Without the pictures, output the records below word for word.

Data provided:
# # # # # # #
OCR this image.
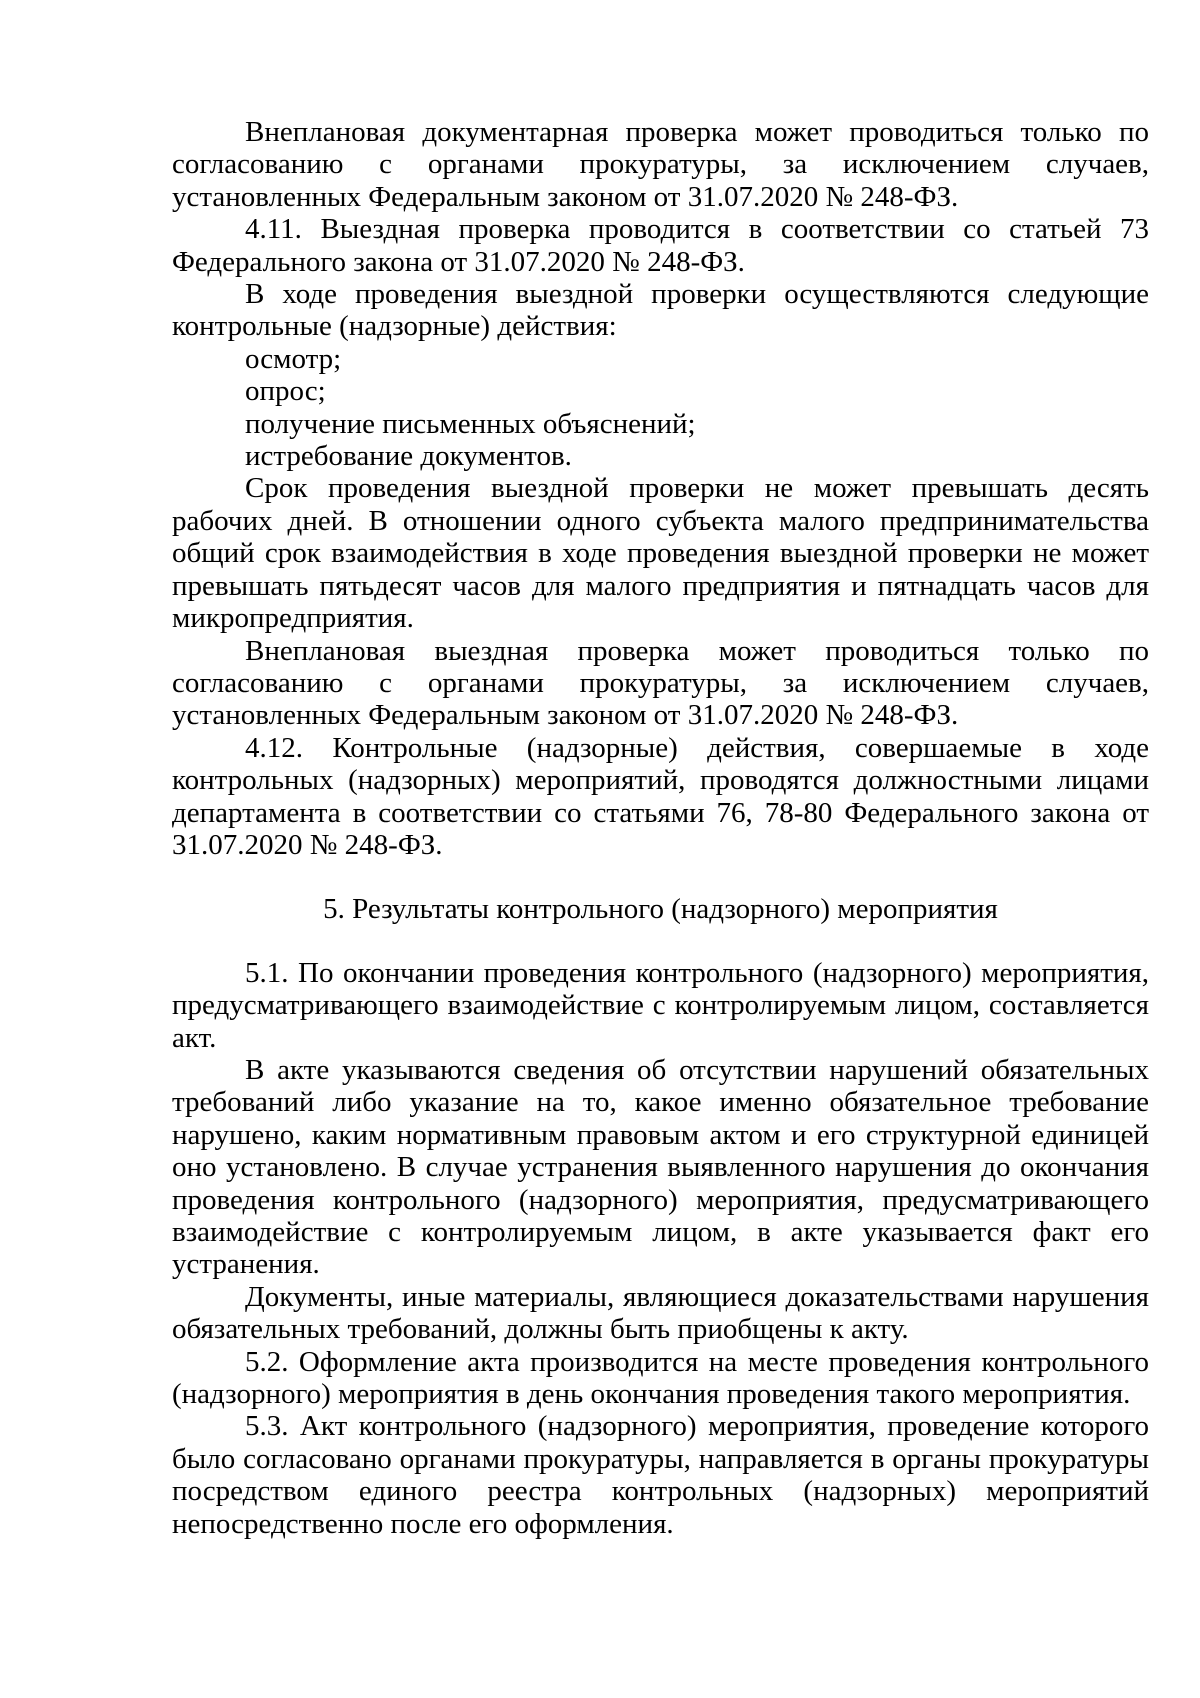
Внеплановая документарная проверка может проводиться только по согласованию с органами прокуратуры, за исключением случаев, установленных Федеральным законом от 31.07.2020 № 248-ФЗ.

4.11. Выездная проверка проводится в соответствии со статьей 73 Федерального закона от 31.07.2020 № 248-ФЗ.

В ходе проведения выездной проверки осуществляются следующие контрольные (надзорные) действия:

осмотр;

опрос;

получение письменных объяснений;

истребование документов.

Срок проведения выездной проверки не может превышать десять рабочих дней. В отношении одного субъекта малого предпринимательства общий срок взаимодействия в ходе проведения выездной проверки не может превышать пятьдесят часов для малого предприятия и пятнадцать часов для микропредприятия.

Внеплановая выездная проверка может проводиться только по согласованию с органами прокуратуры, за исключением случаев, установленных Федеральным законом от 31.07.2020 № 248-ФЗ.

4.12. Контрольные (надзорные) действия, совершаемые в ходе контрольных (надзорных) мероприятий, проводятся должностными лицами департамента в соответствии со статьями 76, 78-80 Федерального закона от 31.07.2020 № 248-ФЗ.

5. Результаты контрольного (надзорного) мероприятия

5.1. По окончании проведения контрольного (надзорного) мероприятия, предусматривающего взаимодействие с контролируемым лицом, составляется акт.

В акте указываются сведения об отсутствии нарушений обязательных требований либо указание на то, какое именно обязательное требование нарушено, каким нормативным правовым актом и его структурной единицей оно установлено. В случае устранения выявленного нарушения до окончания проведения контрольного (надзорного) мероприятия, предусматривающего взаимодействие с контролируемым лицом, в акте указывается факт его устранения.

Документы, иные материалы, являющиеся доказательствами нарушения обязательных требований, должны быть приобщены к акту.

5.2. Оформление акта производится на месте проведения контрольного (надзорного) мероприятия в день окончания проведения такого мероприятия.

5.3. Акт контрольного (надзорного) мероприятия, проведение которого было согласовано органами прокуратуры, направляется в органы прокуратуры посредством единого реестра контрольных (надзорных) мероприятий непосредственно после его оформления.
# # # # # # #
Result below:
OCR this image.
Внеплановая документарная проверка может проводиться только по согласованию с органами прокуратуры, за исключением случаев, установленных Федеральным законом от 31.07.2020 № 248-ФЗ.

4.11. Выездная проверка проводится в соответствии со статьей 73 Федерального закона от 31.07.2020 № 248-ФЗ.

В ходе проведения выездной проверки осуществляются следующие контрольные (надзорные) действия:

осмотр;

опрос;

получение письменных объяснений;

истребование документов.

Срок проведения выездной проверки не может превышать десять рабочих дней. В отношении одного субъекта малого предпринимательства общий срок взаимодействия в ходе проведения выездной проверки не может превышать пятьдесят часов для малого предприятия и пятнадцать часов для микропредприятия.

Внеплановая выездная проверка может проводиться только по согласованию с органами прокуратуры, за исключением случаев, установленных Федеральным законом от 31.07.2020 № 248-ФЗ.

4.12. Контрольные (надзорные) действия, совершаемые в ходе контрольных (надзорных) мероприятий, проводятся должностными лицами департамента в соответствии со статьями 76, 78-80 Федерального закона от 31.07.2020 № 248-ФЗ.

5. Результаты контрольного (надзорного) мероприятия

5.1. По окончании проведения контрольного (надзорного) мероприятия, предусматривающего взаимодействие с контролируемым лицом, составляется акт.

В акте указываются сведения об отсутствии нарушений обязательных требований либо указание на то, какое именно обязательное требование нарушено, каким нормативным правовым актом и его структурной единицей оно установлено. В случае устранения выявленного нарушения до окончания проведения контрольного (надзорного) мероприятия, предусматривающего взаимодействие с контролируемым лицом, в акте указывается факт его устранения.

Документы, иные материалы, являющиеся доказательствами нарушения обязательных требований, должны быть приобщены к акту.

5.2. Оформление акта производится на месте проведения контрольного (надзорного) мероприятия в день окончания проведения такого мероприятия.

5.3. Акт контрольного (надзорного) мероприятия, проведение которого было согласовано органами прокуратуры, направляется в органы прокуратуры посредством единого реестра контрольных (надзорных) мероприятий непосредственно после его оформления.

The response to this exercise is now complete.